▸ **Stated exercise**: Identify all lines below that hold "skeletal" and collect them.

--- Begin Working data ---

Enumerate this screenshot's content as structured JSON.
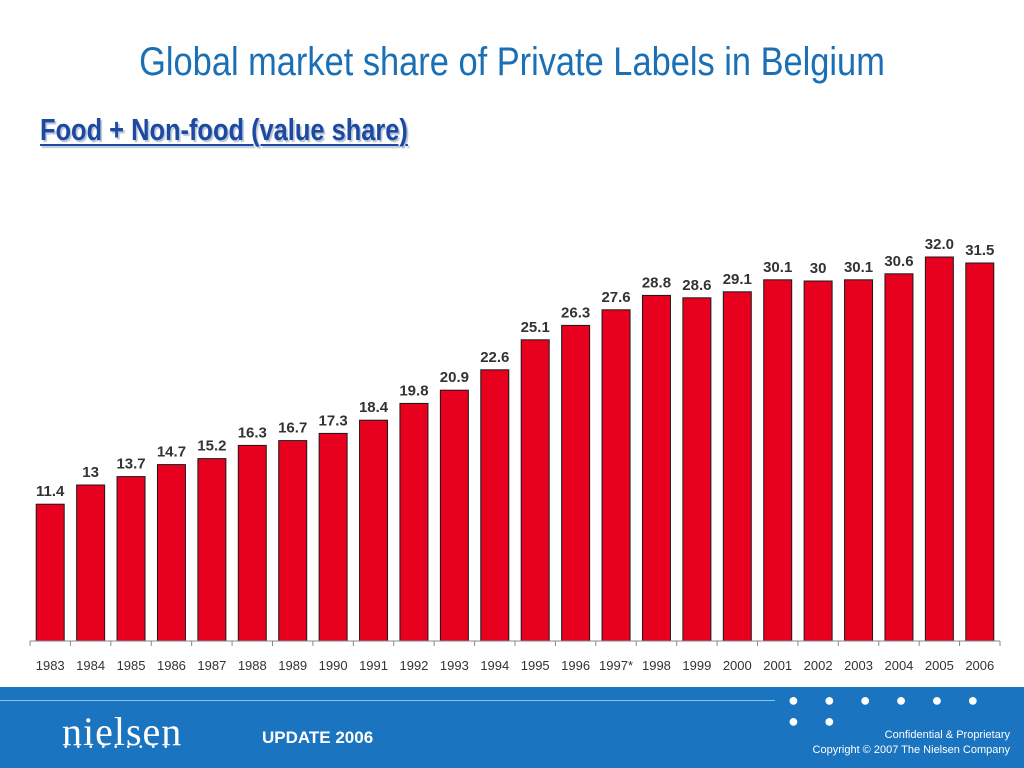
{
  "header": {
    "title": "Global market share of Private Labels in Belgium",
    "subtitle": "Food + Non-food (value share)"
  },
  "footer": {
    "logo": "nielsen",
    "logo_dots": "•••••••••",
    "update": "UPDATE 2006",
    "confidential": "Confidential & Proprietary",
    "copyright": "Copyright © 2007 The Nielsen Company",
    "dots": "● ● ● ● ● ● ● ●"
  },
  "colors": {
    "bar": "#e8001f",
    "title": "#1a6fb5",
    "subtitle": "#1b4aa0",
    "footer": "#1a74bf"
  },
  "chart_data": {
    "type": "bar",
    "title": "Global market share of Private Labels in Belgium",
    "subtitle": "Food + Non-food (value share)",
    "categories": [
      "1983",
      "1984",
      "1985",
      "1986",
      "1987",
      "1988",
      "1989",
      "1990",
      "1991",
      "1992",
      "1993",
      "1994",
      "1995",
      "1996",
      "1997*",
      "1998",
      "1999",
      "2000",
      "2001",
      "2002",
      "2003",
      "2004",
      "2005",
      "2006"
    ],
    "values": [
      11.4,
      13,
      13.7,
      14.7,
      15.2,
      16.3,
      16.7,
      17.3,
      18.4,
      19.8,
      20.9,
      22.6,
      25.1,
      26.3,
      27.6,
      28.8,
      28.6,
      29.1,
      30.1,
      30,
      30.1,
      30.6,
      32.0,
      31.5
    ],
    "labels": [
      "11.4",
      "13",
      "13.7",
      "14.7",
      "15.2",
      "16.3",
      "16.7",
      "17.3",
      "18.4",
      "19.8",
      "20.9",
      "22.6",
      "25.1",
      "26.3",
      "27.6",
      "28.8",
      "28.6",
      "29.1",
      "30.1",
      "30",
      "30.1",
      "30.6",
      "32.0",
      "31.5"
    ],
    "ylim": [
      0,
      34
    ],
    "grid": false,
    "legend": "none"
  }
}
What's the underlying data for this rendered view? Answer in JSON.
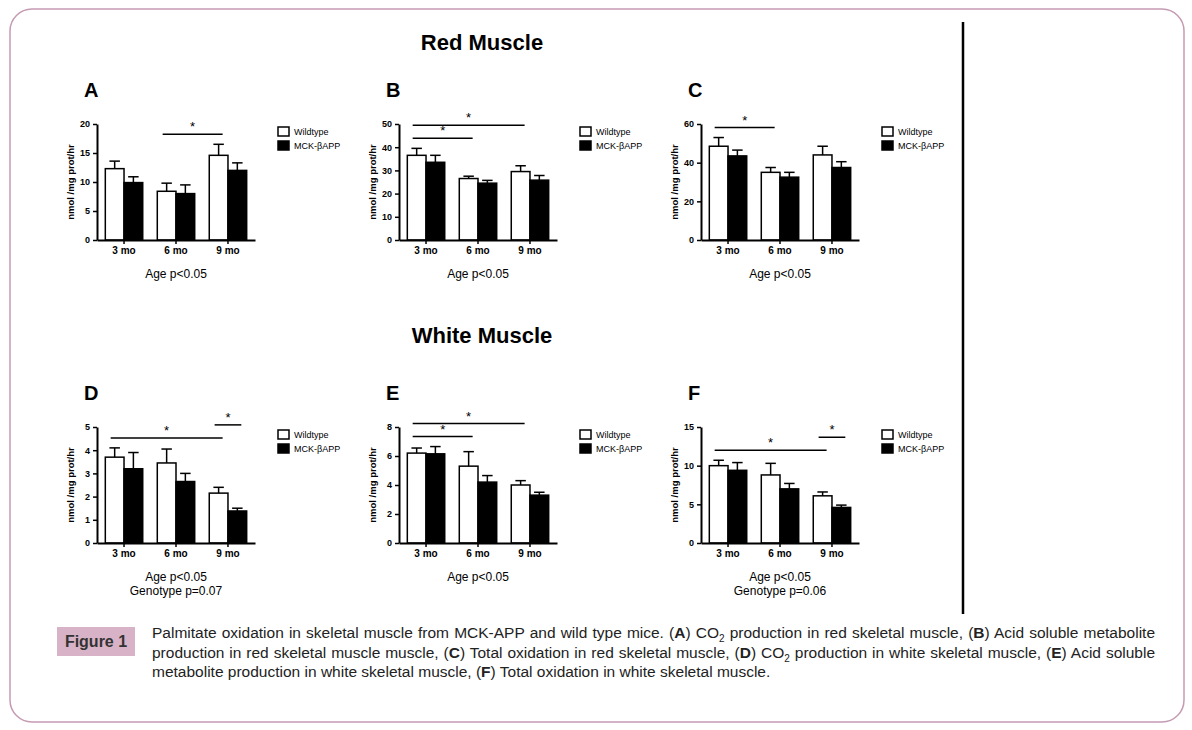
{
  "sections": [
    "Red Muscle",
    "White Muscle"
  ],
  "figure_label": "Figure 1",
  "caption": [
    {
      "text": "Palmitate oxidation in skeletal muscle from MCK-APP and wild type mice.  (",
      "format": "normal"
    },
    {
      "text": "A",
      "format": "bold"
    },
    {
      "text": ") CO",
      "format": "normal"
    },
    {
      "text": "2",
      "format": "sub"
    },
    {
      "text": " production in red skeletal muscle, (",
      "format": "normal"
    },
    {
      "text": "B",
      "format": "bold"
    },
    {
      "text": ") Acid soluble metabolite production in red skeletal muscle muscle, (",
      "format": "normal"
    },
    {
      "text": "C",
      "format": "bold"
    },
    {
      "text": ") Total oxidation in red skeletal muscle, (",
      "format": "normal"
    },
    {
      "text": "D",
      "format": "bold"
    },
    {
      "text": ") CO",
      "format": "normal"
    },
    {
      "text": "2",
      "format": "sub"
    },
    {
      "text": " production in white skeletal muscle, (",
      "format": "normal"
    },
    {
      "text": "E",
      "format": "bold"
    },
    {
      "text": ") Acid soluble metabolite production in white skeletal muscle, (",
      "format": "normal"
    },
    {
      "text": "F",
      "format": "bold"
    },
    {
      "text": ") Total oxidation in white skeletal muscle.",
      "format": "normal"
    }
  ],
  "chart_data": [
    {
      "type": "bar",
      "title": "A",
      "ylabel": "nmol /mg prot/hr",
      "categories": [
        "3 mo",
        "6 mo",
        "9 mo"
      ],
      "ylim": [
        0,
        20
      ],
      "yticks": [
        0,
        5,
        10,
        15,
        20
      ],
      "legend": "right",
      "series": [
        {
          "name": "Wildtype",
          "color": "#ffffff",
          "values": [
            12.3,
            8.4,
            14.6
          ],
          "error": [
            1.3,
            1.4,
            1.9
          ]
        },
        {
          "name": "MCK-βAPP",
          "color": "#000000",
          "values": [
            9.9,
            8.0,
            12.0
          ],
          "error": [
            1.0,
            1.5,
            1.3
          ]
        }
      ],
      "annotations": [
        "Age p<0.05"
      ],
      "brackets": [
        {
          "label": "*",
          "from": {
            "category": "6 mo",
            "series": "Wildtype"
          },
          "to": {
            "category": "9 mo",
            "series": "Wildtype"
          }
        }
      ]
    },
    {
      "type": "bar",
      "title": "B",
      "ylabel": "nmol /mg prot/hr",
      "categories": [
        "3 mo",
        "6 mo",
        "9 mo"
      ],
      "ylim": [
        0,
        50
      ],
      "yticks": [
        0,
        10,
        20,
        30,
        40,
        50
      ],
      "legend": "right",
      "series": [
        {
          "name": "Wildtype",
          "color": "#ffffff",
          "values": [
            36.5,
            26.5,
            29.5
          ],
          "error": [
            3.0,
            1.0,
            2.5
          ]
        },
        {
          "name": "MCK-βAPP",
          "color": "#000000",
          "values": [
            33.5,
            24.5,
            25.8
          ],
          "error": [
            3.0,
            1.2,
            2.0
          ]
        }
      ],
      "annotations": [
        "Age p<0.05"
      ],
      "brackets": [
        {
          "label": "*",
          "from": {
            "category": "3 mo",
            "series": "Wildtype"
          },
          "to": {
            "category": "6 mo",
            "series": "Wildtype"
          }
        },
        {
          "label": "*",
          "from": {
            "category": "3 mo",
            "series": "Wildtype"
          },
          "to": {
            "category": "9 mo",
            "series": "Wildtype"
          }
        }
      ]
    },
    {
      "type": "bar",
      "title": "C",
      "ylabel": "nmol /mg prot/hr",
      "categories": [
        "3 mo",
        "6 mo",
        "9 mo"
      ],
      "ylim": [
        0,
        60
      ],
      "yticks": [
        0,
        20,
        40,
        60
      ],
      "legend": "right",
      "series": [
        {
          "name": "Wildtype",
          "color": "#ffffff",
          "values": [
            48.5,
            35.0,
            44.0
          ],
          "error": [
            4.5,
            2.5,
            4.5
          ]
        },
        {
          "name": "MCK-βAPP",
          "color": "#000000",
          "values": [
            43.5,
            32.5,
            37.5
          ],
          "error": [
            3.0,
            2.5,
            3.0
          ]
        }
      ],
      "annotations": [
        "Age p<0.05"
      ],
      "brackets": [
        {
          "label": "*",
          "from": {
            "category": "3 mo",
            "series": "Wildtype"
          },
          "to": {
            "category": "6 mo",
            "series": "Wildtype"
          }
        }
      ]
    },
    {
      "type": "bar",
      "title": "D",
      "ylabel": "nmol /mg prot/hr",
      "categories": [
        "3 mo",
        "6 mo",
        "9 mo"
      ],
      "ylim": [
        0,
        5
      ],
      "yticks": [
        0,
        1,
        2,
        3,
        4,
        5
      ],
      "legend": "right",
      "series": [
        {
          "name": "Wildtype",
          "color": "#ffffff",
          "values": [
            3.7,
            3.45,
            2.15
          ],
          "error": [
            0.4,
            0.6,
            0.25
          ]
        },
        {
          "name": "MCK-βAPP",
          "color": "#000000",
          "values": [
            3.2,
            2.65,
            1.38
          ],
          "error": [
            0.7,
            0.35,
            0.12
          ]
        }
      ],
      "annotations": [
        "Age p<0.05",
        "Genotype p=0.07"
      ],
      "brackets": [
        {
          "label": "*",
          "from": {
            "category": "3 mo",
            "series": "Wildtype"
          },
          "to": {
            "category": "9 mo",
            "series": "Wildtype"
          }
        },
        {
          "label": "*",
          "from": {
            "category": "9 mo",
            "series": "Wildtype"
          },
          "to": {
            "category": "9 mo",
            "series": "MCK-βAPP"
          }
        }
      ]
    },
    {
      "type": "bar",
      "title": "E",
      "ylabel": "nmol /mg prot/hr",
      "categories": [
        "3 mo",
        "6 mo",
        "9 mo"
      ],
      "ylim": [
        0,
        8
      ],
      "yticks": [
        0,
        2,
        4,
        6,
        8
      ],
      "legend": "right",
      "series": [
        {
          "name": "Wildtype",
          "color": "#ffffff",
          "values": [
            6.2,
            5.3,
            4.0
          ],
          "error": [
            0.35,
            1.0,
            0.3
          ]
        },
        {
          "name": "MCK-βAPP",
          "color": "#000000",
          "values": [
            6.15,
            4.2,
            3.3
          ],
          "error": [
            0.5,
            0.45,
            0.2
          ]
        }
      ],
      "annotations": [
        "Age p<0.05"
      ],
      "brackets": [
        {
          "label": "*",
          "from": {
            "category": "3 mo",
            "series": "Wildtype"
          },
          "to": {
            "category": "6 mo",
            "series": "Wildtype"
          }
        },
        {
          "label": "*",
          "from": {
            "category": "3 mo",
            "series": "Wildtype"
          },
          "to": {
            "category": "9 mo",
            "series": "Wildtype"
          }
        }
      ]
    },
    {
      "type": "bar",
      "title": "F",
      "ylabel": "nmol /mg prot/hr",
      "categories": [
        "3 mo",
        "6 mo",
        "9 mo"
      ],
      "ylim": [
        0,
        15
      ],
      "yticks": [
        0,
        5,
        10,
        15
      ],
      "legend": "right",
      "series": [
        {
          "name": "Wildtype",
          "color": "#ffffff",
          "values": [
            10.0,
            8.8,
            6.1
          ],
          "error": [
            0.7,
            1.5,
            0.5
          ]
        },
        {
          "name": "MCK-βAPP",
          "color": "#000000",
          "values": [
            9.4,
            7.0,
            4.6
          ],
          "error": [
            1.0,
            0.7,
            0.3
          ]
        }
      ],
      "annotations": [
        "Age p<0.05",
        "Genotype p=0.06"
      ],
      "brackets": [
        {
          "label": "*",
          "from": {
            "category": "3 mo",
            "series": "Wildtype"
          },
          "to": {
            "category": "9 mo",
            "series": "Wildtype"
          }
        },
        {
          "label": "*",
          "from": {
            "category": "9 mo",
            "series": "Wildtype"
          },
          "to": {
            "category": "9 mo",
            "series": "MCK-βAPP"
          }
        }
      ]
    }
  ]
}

--- End Working data ---

▸ **Written answer**:
      "text": "Palmitate oxidation in skeletal muscle from MCK-APP and wild type mice.  (",
      "text": " production in red skeletal muscle, (",
      "text": ") Acid soluble metabolite production in red skeletal muscle muscle, (",
      "text": ") Total oxidation in red skeletal muscle, (",
      "text": " production in white skeletal muscle, (",
      "text": ") Acid soluble metabolite production in white skeletal muscle, (",
      "text": ") Total oxidation in white skeletal muscle.",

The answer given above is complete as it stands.